→ **Task objective**
Below are the records; collect from them each line containing the string "type".
>> start
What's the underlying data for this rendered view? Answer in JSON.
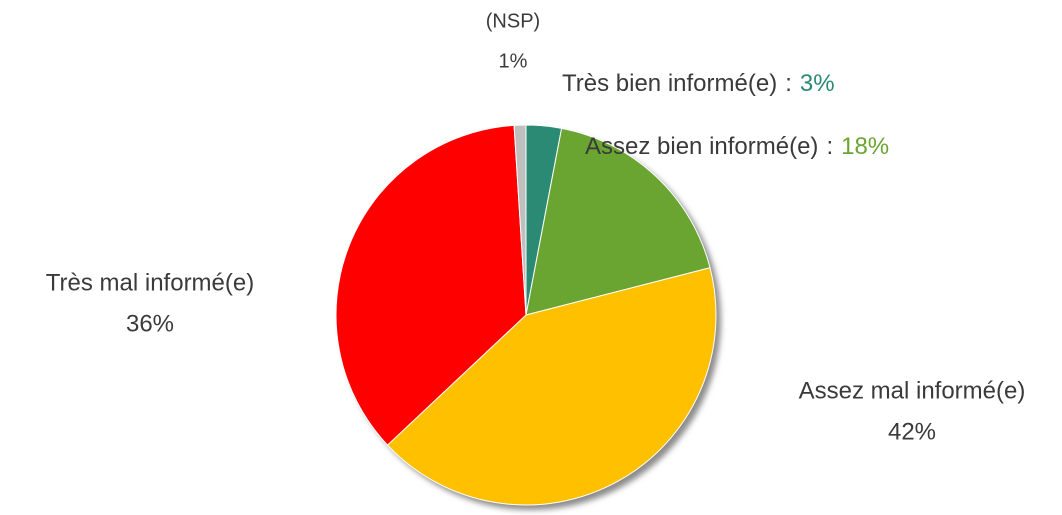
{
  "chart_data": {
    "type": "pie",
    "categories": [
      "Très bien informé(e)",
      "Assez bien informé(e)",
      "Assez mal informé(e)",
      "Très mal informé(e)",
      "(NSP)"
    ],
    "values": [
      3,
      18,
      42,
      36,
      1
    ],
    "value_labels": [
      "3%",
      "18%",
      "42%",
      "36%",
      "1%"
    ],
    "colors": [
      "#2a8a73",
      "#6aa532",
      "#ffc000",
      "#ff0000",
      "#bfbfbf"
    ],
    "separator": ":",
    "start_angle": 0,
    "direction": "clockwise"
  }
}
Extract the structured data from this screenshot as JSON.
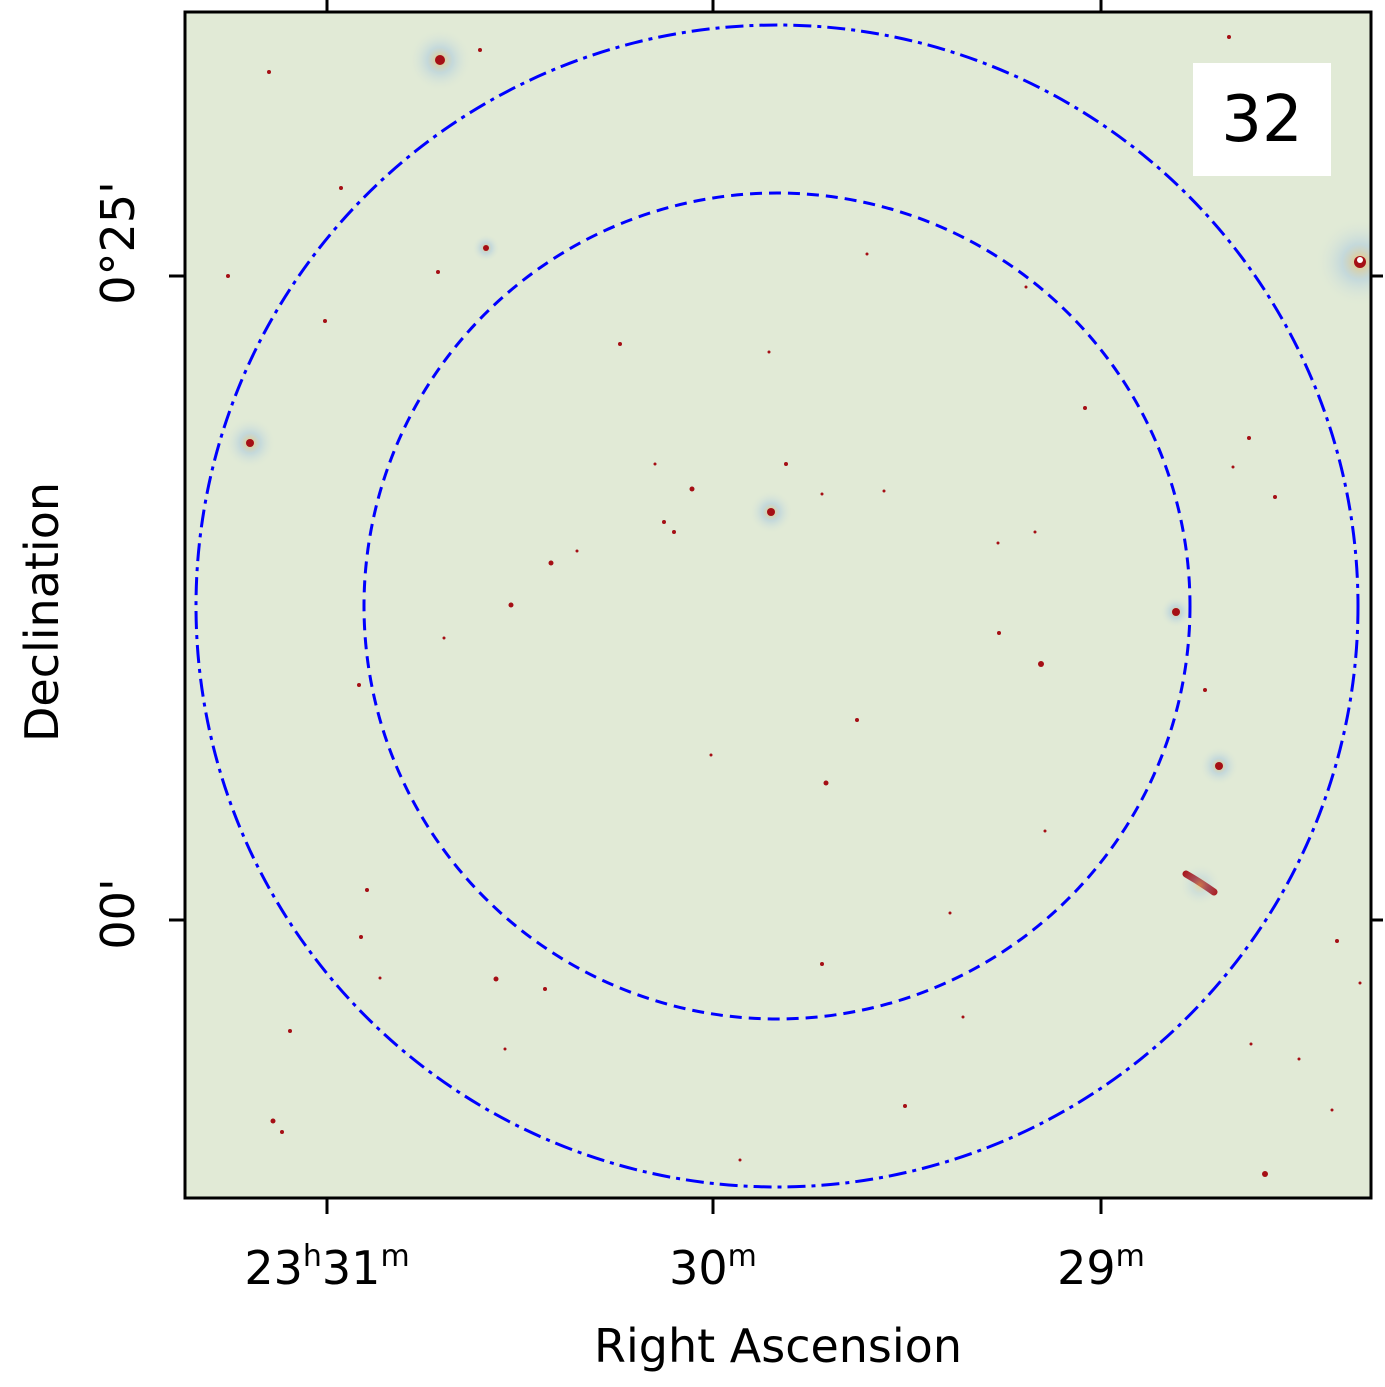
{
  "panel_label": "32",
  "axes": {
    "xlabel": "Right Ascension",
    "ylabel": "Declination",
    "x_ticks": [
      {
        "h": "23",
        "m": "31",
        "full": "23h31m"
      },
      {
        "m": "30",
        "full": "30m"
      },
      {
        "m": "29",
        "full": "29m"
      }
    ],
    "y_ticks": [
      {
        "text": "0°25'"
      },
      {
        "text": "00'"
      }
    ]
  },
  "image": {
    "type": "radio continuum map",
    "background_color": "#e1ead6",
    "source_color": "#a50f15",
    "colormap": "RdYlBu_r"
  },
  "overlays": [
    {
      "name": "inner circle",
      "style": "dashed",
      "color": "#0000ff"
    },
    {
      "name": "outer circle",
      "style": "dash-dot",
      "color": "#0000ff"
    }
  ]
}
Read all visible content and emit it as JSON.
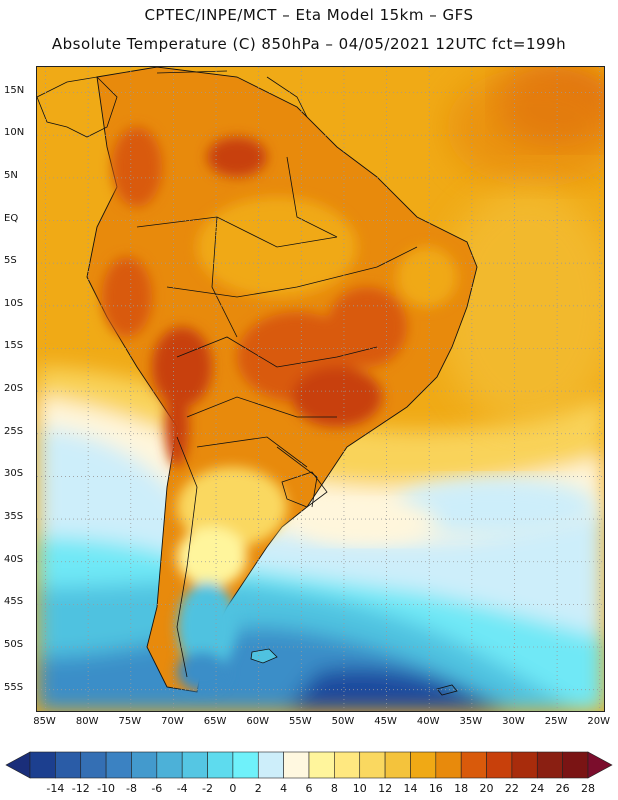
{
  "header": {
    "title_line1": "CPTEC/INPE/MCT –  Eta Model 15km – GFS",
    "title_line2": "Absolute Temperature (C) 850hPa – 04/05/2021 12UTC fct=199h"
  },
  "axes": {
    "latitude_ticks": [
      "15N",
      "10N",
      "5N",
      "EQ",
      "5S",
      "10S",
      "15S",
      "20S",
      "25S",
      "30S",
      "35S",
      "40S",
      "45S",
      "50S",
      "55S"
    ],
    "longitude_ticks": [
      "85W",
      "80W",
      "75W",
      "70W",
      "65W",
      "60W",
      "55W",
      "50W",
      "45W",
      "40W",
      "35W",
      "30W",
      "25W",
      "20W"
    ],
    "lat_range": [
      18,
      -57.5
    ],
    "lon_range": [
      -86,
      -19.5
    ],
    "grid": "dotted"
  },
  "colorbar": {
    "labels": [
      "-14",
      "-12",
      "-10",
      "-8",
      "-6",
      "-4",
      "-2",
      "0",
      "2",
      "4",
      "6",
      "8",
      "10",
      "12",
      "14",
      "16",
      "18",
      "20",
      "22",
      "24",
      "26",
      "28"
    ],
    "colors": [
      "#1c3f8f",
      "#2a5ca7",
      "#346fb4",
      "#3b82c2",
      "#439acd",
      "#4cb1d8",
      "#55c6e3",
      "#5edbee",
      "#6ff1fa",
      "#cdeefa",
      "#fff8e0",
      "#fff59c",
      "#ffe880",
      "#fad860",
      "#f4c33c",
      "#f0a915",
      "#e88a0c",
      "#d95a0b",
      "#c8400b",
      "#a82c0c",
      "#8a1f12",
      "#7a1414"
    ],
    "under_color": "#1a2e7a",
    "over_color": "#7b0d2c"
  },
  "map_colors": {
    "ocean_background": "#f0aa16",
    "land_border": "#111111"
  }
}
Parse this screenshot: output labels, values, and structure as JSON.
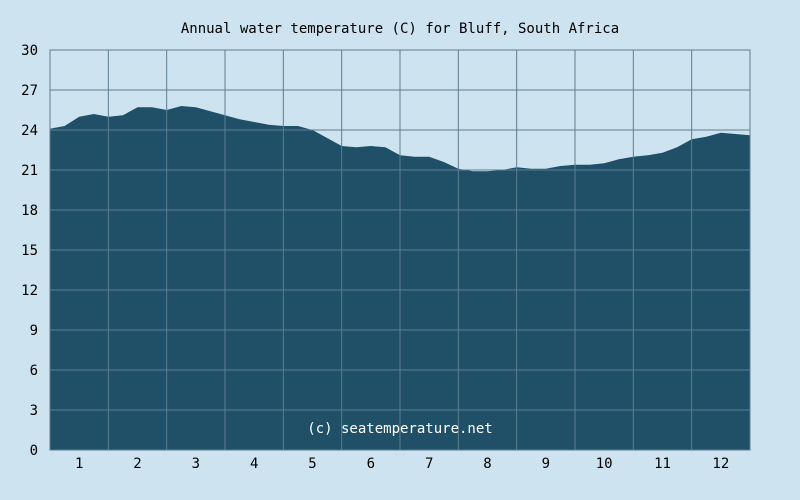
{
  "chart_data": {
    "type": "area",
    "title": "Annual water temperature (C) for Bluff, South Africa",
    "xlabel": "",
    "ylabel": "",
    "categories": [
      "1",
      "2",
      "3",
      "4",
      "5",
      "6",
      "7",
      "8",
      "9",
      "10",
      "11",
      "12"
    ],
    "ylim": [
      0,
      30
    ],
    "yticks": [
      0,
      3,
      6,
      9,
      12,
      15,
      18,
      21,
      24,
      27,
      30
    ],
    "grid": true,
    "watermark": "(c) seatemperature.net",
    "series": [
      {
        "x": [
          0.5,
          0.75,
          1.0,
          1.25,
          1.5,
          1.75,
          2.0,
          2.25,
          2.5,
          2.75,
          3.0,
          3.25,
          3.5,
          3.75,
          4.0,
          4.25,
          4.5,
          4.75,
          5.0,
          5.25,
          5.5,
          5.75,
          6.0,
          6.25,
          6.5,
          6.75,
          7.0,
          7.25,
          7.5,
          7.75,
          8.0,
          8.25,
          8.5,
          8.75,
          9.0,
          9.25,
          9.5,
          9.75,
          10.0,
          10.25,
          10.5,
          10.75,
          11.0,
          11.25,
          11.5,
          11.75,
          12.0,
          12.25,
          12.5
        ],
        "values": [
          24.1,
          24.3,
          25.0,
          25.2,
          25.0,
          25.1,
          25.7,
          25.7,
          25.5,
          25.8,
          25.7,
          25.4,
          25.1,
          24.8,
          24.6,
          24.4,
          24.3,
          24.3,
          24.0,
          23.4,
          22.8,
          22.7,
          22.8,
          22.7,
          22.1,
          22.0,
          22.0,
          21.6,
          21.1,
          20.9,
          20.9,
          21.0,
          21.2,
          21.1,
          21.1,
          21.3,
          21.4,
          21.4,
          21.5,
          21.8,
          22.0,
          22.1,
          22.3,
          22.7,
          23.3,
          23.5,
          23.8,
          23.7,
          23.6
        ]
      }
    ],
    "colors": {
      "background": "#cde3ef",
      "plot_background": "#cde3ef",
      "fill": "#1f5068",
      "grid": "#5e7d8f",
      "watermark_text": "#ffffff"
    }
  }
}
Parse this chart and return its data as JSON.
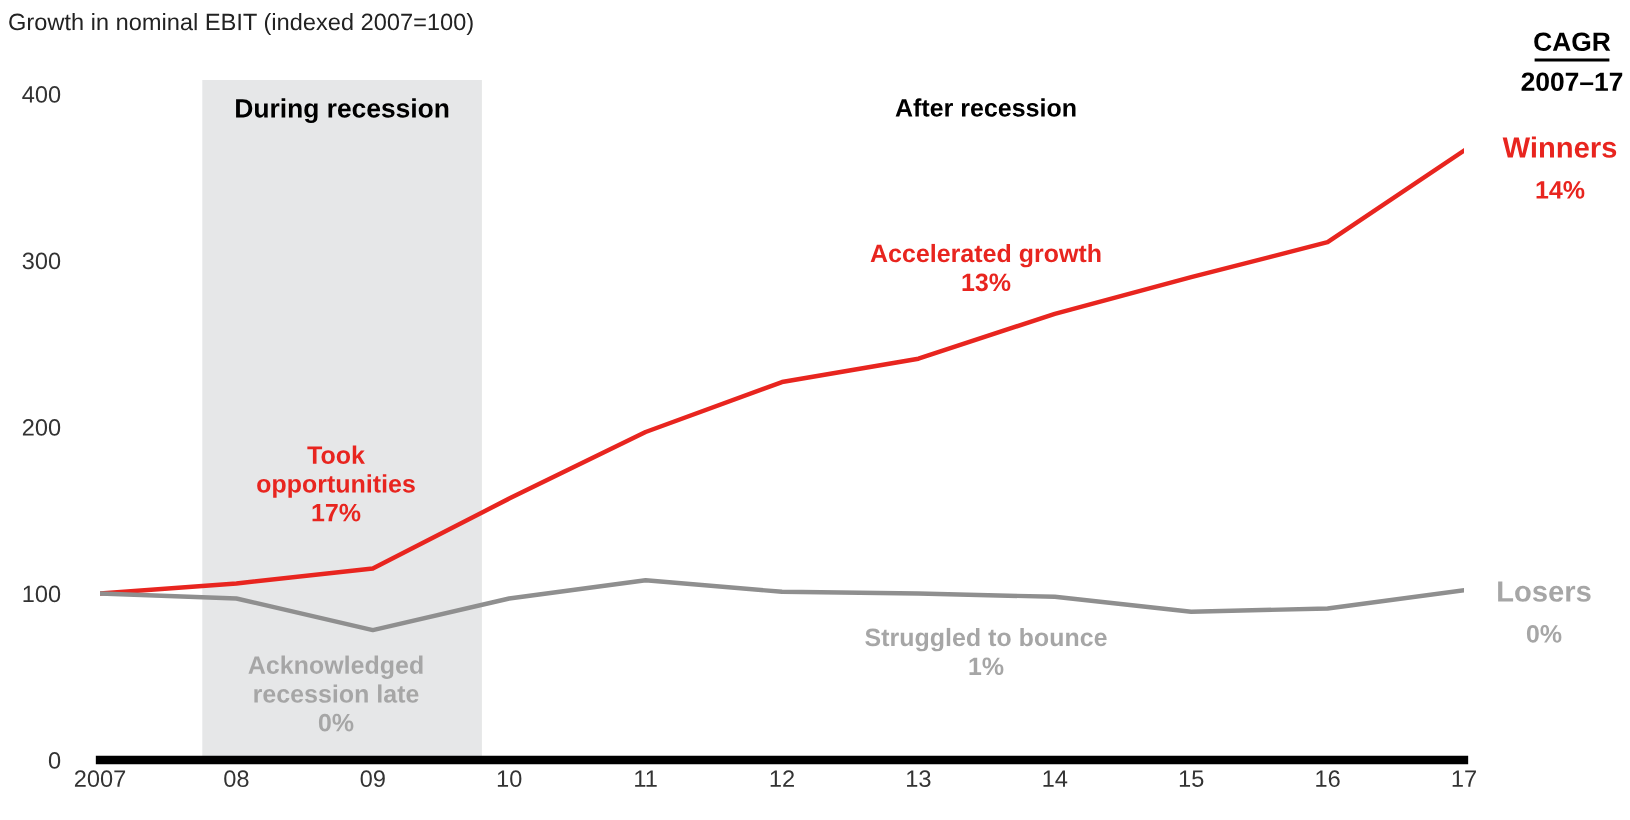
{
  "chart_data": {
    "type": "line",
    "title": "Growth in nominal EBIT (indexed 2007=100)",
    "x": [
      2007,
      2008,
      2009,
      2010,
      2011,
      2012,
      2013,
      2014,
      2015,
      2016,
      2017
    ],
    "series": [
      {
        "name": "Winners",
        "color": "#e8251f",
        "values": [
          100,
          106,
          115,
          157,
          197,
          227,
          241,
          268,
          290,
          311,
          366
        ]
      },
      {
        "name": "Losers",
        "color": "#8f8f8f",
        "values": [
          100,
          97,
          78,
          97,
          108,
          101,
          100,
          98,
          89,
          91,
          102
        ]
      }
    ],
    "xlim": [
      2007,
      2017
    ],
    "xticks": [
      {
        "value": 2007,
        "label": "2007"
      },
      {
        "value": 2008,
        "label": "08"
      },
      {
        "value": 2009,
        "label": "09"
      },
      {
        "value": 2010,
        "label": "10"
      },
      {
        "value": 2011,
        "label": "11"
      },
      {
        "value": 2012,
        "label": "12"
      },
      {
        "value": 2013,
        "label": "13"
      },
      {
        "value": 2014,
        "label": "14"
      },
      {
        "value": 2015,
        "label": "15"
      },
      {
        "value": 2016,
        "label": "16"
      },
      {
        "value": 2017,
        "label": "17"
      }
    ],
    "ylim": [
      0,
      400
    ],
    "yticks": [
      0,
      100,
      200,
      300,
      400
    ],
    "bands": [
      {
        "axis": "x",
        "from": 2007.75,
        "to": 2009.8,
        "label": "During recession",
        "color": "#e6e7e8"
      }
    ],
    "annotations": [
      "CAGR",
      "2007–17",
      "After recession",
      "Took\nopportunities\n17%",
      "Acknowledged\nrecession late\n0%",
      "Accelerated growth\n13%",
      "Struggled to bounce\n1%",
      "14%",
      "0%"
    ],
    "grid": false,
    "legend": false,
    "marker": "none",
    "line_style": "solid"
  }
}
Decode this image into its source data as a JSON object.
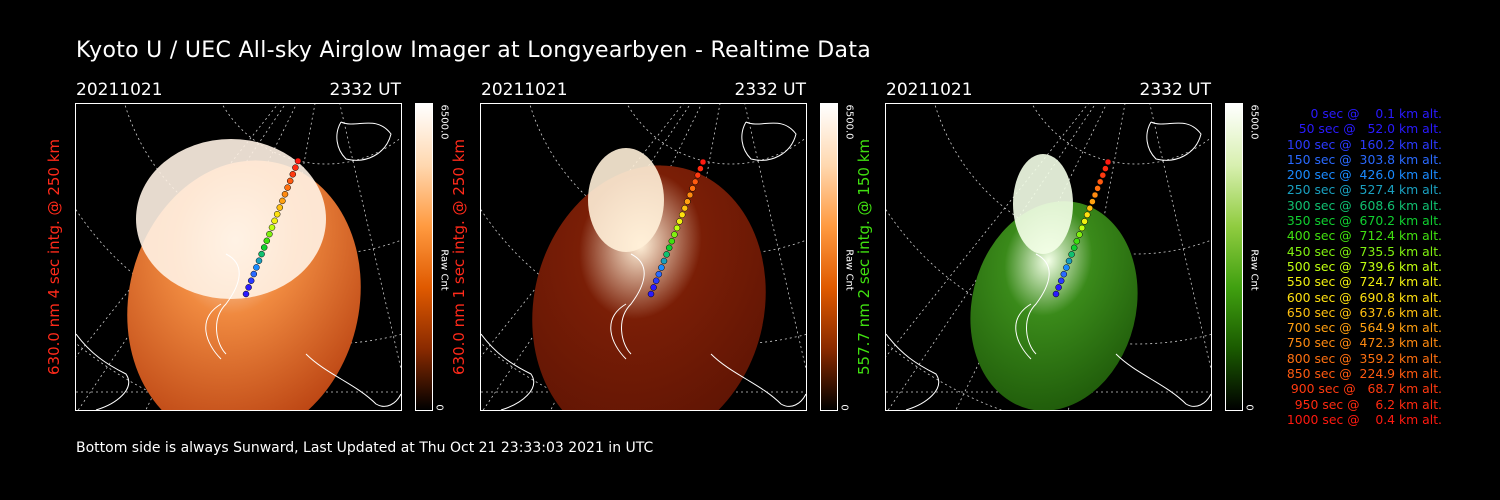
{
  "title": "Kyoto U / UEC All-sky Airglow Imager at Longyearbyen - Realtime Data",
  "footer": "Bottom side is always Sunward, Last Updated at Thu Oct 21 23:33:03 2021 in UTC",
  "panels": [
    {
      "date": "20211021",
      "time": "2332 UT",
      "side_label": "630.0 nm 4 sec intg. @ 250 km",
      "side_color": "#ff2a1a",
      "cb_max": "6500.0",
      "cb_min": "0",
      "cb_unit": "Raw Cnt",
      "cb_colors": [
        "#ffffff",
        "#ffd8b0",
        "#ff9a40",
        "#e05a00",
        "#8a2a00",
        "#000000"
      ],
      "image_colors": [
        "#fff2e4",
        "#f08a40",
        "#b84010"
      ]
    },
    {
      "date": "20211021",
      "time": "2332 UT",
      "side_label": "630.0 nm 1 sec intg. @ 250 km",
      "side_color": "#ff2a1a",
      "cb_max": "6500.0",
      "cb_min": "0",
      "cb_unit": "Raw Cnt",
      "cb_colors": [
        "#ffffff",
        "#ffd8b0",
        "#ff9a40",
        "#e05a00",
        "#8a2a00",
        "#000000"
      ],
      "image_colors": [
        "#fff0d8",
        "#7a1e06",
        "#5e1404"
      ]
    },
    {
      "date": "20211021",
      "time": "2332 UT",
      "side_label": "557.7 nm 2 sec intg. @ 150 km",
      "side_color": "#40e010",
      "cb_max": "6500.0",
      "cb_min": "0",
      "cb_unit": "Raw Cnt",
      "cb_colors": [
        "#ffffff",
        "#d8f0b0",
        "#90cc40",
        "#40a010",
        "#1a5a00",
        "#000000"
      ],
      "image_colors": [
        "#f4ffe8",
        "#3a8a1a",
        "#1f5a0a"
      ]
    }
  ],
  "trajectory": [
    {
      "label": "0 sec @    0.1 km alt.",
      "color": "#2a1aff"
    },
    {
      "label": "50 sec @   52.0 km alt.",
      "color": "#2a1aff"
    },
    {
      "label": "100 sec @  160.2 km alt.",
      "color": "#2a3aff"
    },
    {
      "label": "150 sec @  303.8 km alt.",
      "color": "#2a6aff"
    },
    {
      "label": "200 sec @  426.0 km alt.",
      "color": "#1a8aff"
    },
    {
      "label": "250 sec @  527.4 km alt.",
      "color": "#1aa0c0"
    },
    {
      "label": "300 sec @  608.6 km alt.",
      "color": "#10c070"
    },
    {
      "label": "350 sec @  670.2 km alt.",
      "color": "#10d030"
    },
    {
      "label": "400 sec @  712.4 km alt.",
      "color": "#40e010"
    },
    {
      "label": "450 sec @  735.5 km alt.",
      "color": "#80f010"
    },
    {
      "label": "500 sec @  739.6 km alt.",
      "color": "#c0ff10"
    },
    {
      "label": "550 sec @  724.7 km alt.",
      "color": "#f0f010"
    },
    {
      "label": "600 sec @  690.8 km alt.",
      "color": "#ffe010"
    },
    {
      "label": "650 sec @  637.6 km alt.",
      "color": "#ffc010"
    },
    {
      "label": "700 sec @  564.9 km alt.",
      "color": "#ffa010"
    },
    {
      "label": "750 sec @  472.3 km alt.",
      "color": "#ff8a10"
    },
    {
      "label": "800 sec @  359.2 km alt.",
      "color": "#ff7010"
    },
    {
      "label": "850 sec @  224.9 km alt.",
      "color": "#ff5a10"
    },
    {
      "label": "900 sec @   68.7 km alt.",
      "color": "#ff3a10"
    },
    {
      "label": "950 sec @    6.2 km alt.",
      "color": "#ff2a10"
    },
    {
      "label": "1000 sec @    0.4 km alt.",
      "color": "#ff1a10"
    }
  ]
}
>> end
→ **Answer for this exercise**
    "type": "pie",
    "type": "radio continuum map",
    "type": "area",
    "type": "line",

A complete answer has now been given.